Rows from a dataset:
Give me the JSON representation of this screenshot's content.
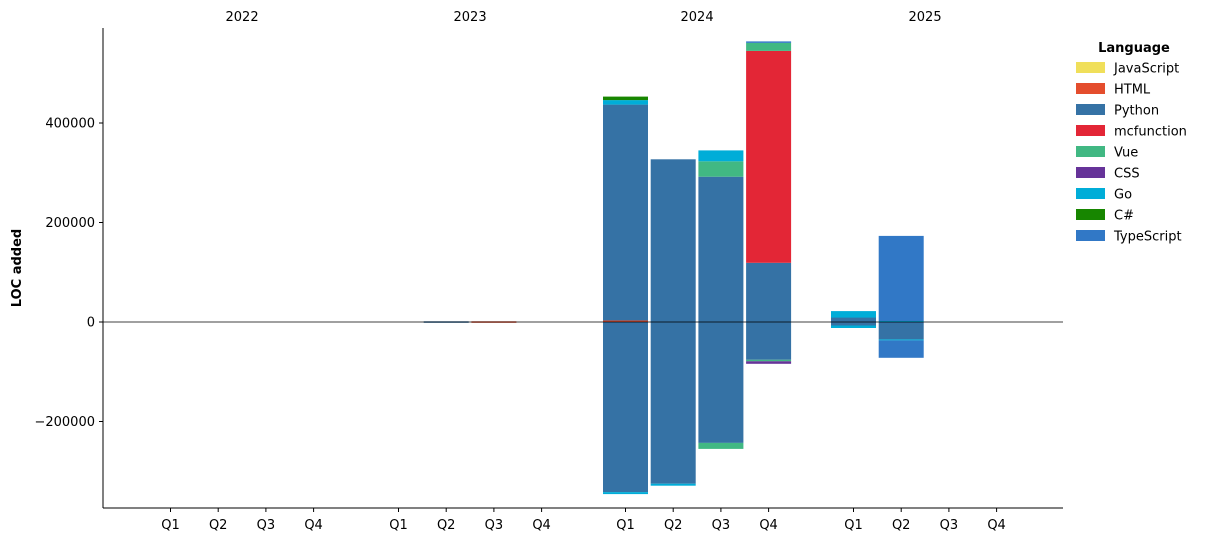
{
  "chart_data": {
    "type": "bar",
    "stacked": true,
    "ylabel": "LOC added",
    "yticks": [
      -200000,
      0,
      200000,
      400000
    ],
    "ylim": [
      -375000,
      590000
    ],
    "quarters": [
      "Q1",
      "Q2",
      "Q3",
      "Q4"
    ],
    "years": [
      "2022",
      "2023",
      "2024",
      "2025"
    ],
    "legend": {
      "title": "Language",
      "placement": "right",
      "entries": [
        {
          "name": "JavaScript",
          "color": "#f0df5a"
        },
        {
          "name": "HTML",
          "color": "#e44d2d"
        },
        {
          "name": "Python",
          "color": "#3572a5"
        },
        {
          "name": "mcfunction",
          "color": "#e32636"
        },
        {
          "name": "Vue",
          "color": "#41b883"
        },
        {
          "name": "CSS",
          "color": "#663399"
        },
        {
          "name": "Go",
          "color": "#00add8"
        },
        {
          "name": "C#",
          "color": "#178600"
        },
        {
          "name": "TypeScript",
          "color": "#3178c6"
        }
      ]
    },
    "bars": [
      {
        "year": "2023",
        "quarter": "Q2",
        "segments": [
          {
            "language": "Python",
            "from": 0,
            "to": 1500
          },
          {
            "language": "Python",
            "from": -1200,
            "to": 0
          }
        ]
      },
      {
        "year": "2023",
        "quarter": "Q3",
        "segments": [
          {
            "language": "HTML",
            "from": 0,
            "to": 1500
          },
          {
            "language": "HTML",
            "from": -1000,
            "to": 0
          }
        ]
      },
      {
        "year": "2024",
        "quarter": "Q1",
        "segments": [
          {
            "language": "HTML",
            "from": 0,
            "to": 3000
          },
          {
            "language": "Python",
            "from": 3000,
            "to": 437000
          },
          {
            "language": "Go",
            "from": 437000,
            "to": 446000
          },
          {
            "language": "C#",
            "from": 446000,
            "to": 453000
          },
          {
            "language": "Python",
            "from": -342000,
            "to": 0
          },
          {
            "language": "Go",
            "from": -346000,
            "to": -342000
          }
        ]
      },
      {
        "year": "2024",
        "quarter": "Q2",
        "segments": [
          {
            "language": "Python",
            "from": 0,
            "to": 327000
          },
          {
            "language": "Python",
            "from": -325000,
            "to": 0
          },
          {
            "language": "Go",
            "from": -329000,
            "to": -325000
          }
        ]
      },
      {
        "year": "2024",
        "quarter": "Q3",
        "segments": [
          {
            "language": "Python",
            "from": 0,
            "to": 292000
          },
          {
            "language": "Vue",
            "from": 292000,
            "to": 323000
          },
          {
            "language": "Go",
            "from": 323000,
            "to": 345000
          },
          {
            "language": "Python",
            "from": -243000,
            "to": 0
          },
          {
            "language": "Vue",
            "from": -255000,
            "to": -243000
          }
        ]
      },
      {
        "year": "2024",
        "quarter": "Q4",
        "segments": [
          {
            "language": "Python",
            "from": 0,
            "to": 119000
          },
          {
            "language": "mcfunction",
            "from": 119000,
            "to": 545000
          },
          {
            "language": "Vue",
            "from": 545000,
            "to": 561000
          },
          {
            "language": "TypeScript",
            "from": 561000,
            "to": 564000
          },
          {
            "language": "Python",
            "from": -76000,
            "to": 0
          },
          {
            "language": "Vue",
            "from": -79000,
            "to": -76000
          },
          {
            "language": "CSS",
            "from": -84000,
            "to": -79000
          }
        ]
      },
      {
        "year": "2025",
        "quarter": "Q1",
        "segments": [
          {
            "language": "Python",
            "from": 0,
            "to": 9000
          },
          {
            "language": "Go",
            "from": 9000,
            "to": 22000
          },
          {
            "language": "Python",
            "from": -7000,
            "to": 0
          },
          {
            "language": "Go",
            "from": -12000,
            "to": -7000
          }
        ]
      },
      {
        "year": "2025",
        "quarter": "Q2",
        "segments": [
          {
            "language": "Go",
            "from": 0,
            "to": 2000
          },
          {
            "language": "TypeScript",
            "from": 2000,
            "to": 173000
          },
          {
            "language": "Python",
            "from": -35000,
            "to": 0
          },
          {
            "language": "Go",
            "from": -37000,
            "to": -35000
          },
          {
            "language": "TypeScript",
            "from": -72000,
            "to": -37000
          }
        ]
      }
    ]
  }
}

**Set exercise:** Report only the count of lines that include the string "name".

**Answer for the task:** 9